→ Exercise instructions
Each line containing the word "week" must be collected.

Items from a dataset
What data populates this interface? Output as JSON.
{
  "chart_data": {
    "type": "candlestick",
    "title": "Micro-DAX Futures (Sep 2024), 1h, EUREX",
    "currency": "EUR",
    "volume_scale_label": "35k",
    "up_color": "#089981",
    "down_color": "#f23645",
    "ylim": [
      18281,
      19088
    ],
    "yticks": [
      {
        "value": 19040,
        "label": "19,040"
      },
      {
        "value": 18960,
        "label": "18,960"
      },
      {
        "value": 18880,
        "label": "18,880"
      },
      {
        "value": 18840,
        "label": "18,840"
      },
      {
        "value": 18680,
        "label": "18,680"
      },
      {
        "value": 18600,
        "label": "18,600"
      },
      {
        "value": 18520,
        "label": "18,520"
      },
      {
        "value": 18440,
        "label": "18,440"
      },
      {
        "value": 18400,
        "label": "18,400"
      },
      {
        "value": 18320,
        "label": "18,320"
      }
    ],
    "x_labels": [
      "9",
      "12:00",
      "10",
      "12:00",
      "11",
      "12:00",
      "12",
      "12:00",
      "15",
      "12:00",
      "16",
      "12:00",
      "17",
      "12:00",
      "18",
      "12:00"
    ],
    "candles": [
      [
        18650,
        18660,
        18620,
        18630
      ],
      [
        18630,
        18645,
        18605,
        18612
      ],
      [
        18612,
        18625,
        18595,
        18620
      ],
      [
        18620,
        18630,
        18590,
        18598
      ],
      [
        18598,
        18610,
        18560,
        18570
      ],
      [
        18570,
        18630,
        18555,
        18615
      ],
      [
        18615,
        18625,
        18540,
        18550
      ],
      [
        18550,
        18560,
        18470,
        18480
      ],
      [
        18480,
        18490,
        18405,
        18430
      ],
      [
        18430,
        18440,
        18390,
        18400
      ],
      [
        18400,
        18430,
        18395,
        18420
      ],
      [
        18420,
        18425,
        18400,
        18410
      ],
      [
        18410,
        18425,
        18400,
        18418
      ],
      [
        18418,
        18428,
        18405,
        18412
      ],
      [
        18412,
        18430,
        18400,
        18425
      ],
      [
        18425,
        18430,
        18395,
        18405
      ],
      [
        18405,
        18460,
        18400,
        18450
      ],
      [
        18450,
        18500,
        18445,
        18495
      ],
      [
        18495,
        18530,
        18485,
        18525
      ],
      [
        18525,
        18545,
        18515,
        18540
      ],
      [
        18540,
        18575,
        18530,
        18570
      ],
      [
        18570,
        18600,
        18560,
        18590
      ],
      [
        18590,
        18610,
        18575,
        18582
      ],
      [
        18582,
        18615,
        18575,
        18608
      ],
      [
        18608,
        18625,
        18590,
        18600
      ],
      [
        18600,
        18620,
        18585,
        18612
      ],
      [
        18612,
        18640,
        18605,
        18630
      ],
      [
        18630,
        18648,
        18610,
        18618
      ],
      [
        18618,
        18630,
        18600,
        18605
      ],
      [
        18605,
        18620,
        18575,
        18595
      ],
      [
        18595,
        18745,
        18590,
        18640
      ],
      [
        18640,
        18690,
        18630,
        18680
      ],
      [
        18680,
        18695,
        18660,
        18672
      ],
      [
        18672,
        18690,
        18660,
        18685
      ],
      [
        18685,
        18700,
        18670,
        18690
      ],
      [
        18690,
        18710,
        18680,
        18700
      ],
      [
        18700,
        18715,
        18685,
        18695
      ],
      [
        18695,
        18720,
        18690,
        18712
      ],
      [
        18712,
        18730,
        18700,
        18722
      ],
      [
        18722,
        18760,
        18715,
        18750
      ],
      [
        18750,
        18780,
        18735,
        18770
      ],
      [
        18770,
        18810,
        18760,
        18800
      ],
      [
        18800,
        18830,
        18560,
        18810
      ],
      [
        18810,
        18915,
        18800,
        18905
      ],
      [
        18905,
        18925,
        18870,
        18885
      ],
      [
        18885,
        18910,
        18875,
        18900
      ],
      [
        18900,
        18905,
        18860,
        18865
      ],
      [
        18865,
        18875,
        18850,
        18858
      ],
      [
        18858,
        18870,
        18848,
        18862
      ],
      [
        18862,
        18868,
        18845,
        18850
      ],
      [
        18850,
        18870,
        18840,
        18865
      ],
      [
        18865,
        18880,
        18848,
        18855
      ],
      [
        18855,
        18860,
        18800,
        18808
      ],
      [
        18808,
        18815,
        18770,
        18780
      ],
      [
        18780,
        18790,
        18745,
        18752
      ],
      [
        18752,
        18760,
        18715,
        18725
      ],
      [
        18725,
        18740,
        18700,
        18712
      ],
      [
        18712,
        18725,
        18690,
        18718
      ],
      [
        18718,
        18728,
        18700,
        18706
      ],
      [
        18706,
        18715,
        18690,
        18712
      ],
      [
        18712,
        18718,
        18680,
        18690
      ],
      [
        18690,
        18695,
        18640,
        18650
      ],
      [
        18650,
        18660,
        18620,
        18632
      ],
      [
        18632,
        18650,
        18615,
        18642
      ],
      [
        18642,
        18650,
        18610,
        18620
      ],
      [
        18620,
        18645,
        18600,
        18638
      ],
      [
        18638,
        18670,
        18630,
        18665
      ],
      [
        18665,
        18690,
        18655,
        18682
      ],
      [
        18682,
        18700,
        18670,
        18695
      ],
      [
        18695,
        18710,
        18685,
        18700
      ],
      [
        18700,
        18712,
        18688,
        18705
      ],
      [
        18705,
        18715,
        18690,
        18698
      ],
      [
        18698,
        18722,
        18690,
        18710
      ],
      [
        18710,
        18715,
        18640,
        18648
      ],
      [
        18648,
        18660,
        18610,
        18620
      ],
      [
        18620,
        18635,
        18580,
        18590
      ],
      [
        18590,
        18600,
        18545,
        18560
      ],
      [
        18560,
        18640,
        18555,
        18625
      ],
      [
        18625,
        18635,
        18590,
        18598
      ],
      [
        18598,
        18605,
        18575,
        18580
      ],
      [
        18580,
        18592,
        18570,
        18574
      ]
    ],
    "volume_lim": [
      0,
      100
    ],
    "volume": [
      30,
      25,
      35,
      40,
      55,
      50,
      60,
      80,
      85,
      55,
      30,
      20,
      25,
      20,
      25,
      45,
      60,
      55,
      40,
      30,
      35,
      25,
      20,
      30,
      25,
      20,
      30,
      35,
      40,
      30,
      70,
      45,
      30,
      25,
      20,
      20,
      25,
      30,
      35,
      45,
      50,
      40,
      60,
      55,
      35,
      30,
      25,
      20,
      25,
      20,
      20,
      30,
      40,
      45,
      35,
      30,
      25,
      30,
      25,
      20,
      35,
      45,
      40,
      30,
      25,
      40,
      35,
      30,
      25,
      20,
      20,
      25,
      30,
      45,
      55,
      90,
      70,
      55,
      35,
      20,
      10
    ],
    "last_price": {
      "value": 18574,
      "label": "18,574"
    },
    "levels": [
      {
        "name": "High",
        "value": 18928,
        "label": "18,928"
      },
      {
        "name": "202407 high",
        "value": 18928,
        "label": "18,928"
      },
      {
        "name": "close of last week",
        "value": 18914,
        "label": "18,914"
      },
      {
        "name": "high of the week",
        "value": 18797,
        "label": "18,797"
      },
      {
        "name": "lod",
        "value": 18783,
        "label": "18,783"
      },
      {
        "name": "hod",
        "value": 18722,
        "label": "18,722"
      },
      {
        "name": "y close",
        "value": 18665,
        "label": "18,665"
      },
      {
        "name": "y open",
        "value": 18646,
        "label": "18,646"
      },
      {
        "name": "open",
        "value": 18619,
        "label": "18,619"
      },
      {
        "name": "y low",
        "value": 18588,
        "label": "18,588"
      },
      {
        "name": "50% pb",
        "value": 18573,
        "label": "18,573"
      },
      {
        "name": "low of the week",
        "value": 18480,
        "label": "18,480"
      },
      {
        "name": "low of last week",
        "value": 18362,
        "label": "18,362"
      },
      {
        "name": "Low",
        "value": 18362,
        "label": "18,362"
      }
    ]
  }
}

→ Response below
        "name": "close of last week",
        "name": "high of the week",
        "name": "low of the week",
        "name": "low of last week",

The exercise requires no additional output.